• [REQUIREMENT]:
Pick out each line in these entries that contains the string "screenshot".

####################

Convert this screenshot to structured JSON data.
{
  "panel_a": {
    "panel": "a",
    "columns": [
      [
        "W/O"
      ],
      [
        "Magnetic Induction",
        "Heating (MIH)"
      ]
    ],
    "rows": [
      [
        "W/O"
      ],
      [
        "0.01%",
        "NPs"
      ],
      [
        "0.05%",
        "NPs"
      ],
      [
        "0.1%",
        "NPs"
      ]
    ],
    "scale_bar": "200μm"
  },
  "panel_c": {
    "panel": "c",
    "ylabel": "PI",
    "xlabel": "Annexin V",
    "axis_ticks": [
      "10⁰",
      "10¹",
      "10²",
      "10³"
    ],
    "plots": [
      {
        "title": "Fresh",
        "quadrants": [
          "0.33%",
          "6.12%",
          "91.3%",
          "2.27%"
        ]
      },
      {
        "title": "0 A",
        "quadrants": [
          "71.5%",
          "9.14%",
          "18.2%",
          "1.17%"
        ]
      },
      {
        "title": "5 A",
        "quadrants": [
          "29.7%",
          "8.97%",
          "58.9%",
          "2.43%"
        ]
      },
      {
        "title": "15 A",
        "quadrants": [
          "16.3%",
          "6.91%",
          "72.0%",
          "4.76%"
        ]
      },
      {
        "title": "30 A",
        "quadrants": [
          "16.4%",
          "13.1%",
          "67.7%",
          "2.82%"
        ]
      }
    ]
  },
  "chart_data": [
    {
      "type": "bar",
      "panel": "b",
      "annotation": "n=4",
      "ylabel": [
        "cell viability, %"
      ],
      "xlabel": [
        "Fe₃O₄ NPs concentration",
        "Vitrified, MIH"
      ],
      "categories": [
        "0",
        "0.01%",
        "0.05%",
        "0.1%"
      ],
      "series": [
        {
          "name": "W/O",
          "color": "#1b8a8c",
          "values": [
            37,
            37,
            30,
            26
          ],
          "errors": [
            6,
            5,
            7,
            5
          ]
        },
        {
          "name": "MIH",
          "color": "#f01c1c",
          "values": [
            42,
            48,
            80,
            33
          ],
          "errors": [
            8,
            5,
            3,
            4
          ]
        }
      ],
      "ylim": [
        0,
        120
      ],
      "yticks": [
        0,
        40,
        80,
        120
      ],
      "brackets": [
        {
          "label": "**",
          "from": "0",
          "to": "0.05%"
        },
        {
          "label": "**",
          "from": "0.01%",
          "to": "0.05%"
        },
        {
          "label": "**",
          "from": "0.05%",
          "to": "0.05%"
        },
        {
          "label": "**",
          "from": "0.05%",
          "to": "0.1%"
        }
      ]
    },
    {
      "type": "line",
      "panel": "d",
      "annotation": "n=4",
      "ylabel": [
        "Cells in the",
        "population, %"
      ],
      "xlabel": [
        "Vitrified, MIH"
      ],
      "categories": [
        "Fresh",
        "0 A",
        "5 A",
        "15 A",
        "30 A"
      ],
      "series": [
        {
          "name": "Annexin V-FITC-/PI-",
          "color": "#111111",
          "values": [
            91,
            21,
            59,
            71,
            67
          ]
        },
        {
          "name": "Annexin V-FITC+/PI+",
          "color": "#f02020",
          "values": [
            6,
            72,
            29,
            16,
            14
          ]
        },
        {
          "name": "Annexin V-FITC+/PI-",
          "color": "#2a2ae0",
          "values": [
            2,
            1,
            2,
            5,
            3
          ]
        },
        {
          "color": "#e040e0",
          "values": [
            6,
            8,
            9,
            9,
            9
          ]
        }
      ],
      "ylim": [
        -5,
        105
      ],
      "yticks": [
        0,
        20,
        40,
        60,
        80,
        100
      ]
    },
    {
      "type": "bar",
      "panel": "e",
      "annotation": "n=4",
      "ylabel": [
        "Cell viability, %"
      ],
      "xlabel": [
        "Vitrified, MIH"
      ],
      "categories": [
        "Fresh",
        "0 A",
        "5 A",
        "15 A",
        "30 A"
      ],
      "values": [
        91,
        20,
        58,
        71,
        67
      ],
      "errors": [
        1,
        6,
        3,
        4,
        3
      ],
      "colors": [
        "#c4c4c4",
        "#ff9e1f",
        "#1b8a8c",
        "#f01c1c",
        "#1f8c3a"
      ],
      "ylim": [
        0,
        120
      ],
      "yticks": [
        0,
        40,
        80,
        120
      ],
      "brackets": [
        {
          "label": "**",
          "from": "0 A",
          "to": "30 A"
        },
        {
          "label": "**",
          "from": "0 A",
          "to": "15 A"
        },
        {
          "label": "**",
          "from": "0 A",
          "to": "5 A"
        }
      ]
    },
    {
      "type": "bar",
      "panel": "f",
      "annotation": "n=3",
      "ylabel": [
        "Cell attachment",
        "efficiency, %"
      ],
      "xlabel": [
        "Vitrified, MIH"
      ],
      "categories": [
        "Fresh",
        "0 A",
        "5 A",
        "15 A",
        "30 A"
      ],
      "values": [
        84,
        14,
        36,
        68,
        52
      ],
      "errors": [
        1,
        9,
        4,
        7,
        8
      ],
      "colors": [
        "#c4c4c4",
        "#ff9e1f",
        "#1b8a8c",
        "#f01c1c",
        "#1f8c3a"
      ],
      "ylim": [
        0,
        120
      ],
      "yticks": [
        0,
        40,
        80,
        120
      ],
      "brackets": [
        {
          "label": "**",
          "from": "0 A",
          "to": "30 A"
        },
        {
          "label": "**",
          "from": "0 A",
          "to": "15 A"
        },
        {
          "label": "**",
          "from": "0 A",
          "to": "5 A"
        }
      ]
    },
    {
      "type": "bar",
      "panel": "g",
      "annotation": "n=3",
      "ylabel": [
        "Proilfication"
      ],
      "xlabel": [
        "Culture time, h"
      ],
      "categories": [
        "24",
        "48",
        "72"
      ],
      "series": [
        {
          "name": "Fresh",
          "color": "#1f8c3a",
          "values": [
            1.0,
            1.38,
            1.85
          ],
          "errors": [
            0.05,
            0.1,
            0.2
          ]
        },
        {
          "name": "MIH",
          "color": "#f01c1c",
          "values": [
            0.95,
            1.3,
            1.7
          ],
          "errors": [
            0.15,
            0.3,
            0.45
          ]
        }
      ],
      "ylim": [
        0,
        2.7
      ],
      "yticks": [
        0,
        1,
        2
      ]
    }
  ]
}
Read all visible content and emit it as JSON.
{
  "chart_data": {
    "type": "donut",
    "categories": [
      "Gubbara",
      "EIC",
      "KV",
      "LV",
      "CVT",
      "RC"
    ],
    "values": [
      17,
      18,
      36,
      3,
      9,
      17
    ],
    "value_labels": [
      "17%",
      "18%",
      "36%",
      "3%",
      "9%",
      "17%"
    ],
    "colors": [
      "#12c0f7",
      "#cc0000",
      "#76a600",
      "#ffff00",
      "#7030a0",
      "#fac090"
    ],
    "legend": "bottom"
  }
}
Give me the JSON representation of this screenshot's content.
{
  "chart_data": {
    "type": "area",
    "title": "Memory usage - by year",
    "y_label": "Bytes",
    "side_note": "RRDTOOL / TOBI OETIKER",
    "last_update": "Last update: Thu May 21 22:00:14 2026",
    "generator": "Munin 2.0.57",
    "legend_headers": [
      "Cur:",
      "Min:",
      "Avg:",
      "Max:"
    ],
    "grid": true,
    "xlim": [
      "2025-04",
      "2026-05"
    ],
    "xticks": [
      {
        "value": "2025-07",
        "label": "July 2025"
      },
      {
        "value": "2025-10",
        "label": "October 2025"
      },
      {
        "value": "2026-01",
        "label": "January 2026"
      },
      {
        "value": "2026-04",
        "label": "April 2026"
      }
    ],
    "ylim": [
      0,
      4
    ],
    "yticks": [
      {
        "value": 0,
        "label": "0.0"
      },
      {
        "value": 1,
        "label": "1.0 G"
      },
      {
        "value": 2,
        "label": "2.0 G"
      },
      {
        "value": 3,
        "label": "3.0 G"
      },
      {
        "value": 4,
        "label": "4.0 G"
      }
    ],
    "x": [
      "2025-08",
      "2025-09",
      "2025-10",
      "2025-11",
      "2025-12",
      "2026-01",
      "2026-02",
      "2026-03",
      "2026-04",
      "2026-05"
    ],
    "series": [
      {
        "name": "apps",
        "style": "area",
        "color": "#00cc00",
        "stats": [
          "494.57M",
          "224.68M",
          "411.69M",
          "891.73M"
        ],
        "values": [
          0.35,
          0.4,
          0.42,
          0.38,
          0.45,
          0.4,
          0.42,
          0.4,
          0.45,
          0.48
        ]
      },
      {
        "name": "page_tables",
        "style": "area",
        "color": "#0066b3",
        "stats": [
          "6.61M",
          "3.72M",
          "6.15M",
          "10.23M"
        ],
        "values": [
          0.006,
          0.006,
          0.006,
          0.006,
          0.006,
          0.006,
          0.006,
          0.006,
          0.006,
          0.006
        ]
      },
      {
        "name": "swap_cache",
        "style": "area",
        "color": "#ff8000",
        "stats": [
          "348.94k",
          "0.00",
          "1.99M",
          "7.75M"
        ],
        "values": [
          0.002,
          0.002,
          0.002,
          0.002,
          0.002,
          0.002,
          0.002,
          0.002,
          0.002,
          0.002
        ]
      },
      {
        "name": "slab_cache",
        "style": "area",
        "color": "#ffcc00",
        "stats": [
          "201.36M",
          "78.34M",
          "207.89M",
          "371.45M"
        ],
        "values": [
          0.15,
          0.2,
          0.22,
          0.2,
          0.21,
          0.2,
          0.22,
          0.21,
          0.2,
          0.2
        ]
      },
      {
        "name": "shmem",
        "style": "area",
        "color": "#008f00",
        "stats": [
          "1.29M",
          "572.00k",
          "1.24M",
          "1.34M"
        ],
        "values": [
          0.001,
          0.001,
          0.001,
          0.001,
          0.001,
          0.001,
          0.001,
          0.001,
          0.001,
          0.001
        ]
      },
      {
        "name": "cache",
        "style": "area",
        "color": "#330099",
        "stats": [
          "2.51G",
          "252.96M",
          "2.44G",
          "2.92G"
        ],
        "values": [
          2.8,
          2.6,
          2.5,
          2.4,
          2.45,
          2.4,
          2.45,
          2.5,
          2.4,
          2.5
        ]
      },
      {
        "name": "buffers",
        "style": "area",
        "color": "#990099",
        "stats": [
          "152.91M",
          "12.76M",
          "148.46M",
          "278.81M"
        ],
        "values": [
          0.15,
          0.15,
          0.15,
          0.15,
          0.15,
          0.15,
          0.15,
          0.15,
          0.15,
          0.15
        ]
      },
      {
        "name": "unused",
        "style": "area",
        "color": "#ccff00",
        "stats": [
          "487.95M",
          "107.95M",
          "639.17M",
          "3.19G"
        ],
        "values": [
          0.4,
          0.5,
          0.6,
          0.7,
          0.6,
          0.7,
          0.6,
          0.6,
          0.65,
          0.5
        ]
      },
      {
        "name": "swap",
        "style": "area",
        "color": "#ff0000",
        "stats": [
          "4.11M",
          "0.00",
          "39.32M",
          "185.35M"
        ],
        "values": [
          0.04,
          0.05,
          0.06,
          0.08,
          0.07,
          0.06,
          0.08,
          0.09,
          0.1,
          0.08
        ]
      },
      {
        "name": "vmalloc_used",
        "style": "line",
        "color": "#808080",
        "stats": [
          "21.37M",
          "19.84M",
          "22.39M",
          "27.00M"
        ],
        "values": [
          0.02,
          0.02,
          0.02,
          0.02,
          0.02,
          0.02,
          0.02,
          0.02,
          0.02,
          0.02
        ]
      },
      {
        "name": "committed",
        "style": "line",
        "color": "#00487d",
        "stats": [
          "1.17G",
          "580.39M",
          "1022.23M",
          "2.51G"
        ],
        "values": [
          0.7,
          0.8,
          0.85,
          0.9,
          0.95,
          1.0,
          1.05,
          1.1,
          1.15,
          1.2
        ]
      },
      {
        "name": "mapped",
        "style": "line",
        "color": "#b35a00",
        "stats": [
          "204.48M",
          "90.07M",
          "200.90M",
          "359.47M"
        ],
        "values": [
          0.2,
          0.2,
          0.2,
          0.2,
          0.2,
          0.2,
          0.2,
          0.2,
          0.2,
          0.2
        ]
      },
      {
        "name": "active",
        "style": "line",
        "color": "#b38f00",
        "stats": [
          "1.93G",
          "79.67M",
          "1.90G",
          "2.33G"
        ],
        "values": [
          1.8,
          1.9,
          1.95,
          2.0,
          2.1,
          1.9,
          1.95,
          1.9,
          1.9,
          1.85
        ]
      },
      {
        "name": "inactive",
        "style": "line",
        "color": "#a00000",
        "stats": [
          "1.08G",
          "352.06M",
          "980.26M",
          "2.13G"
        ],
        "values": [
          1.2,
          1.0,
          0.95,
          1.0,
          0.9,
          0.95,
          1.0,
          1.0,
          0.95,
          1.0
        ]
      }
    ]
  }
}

####################

• [ANSWER TO THIS EXERCISE]:
Convert this screenshot to structured JSON data.
Give me the JSON representation of this screenshot's content.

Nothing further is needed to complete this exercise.